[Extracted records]
** START **

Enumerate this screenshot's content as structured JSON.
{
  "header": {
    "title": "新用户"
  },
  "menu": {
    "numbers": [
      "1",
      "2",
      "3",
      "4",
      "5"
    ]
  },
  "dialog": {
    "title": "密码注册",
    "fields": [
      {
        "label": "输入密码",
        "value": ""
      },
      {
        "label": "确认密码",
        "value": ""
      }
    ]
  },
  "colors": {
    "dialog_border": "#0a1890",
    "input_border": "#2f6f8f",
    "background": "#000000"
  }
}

** END **

Instructions to follow:
Write out the full set of records exactly as given.

Final result:
Enumerate this screenshot's content as structured JSON.
{
  "header": {
    "title": "新用户"
  },
  "menu": {
    "numbers": [
      "1",
      "2",
      "3",
      "4",
      "5"
    ]
  },
  "dialog": {
    "title": "密码注册",
    "fields": [
      {
        "label": "输入密码",
        "value": ""
      },
      {
        "label": "确认密码",
        "value": ""
      }
    ]
  },
  "colors": {
    "dialog_border": "#0a1890",
    "input_border": "#2f6f8f",
    "background": "#000000"
  }
}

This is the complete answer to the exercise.